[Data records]
____

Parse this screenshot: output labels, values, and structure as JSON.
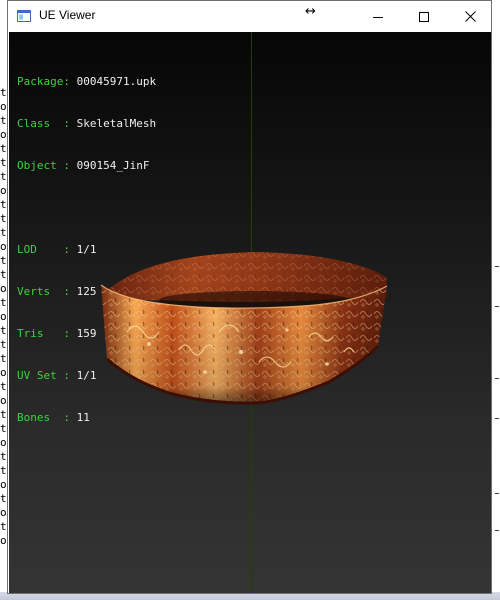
{
  "window": {
    "title": "UE Viewer",
    "controls": {
      "minimize": "minimize",
      "maximize": "maximize",
      "close": "close"
    }
  },
  "background": {
    "terminal_chars": [
      "t",
      "o",
      "t",
      "o",
      "t",
      "t",
      "t",
      "o",
      "t",
      "t",
      "t",
      "o",
      "t",
      "t",
      "o",
      "t",
      "o",
      "t",
      "t",
      "t",
      "o",
      "t",
      "o",
      "t",
      "t",
      "o",
      "t",
      "t",
      "o",
      "t",
      "o",
      "t",
      "o"
    ]
  },
  "info": {
    "package": {
      "key": "Package:",
      "value": "00045971.upk"
    },
    "class": {
      "key": "Class  :",
      "value": "SkeletalMesh"
    },
    "object": {
      "key": "Object :",
      "value": "090154_JinF"
    },
    "lod": {
      "key": "LOD    :",
      "value": "1/1"
    },
    "verts": {
      "key": "Verts  :",
      "value": "125"
    },
    "tris": {
      "key": "Tris   :",
      "value": "159"
    },
    "uvset": {
      "key": "UV Set :",
      "value": "1/1"
    },
    "bones": {
      "key": "Bones  :",
      "value": "11"
    }
  },
  "colors": {
    "info_key": "#3fd23f",
    "info_value": "#f0f0f0",
    "axis": "#1c1ccc",
    "mesh_glow": "#ffb050",
    "mesh_dark": "#4a1406"
  }
}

____

§ EXERCISE TASK
Copy the entries above faithfully and omit every image.

§ RESPONSE TO THE EXERCISE
Parse this screenshot: output labels, values, and structure as JSON.
{
  "window": {
    "title": "UE Viewer",
    "controls": {
      "minimize": "minimize",
      "maximize": "maximize",
      "close": "close"
    }
  },
  "background": {
    "terminal_chars": [
      "t",
      "o",
      "t",
      "o",
      "t",
      "t",
      "t",
      "o",
      "t",
      "t",
      "t",
      "o",
      "t",
      "t",
      "o",
      "t",
      "o",
      "t",
      "t",
      "t",
      "o",
      "t",
      "o",
      "t",
      "t",
      "o",
      "t",
      "t",
      "o",
      "t",
      "o",
      "t",
      "o"
    ]
  },
  "info": {
    "package": {
      "key": "Package:",
      "value": "00045971.upk"
    },
    "class": {
      "key": "Class  :",
      "value": "SkeletalMesh"
    },
    "object": {
      "key": "Object :",
      "value": "090154_JinF"
    },
    "lod": {
      "key": "LOD    :",
      "value": "1/1"
    },
    "verts": {
      "key": "Verts  :",
      "value": "125"
    },
    "tris": {
      "key": "Tris   :",
      "value": "159"
    },
    "uvset": {
      "key": "UV Set :",
      "value": "1/1"
    },
    "bones": {
      "key": "Bones  :",
      "value": "11"
    }
  },
  "colors": {
    "info_key": "#3fd23f",
    "info_value": "#f0f0f0",
    "axis": "#1c1ccc",
    "mesh_glow": "#ffb050",
    "mesh_dark": "#4a1406"
  }
}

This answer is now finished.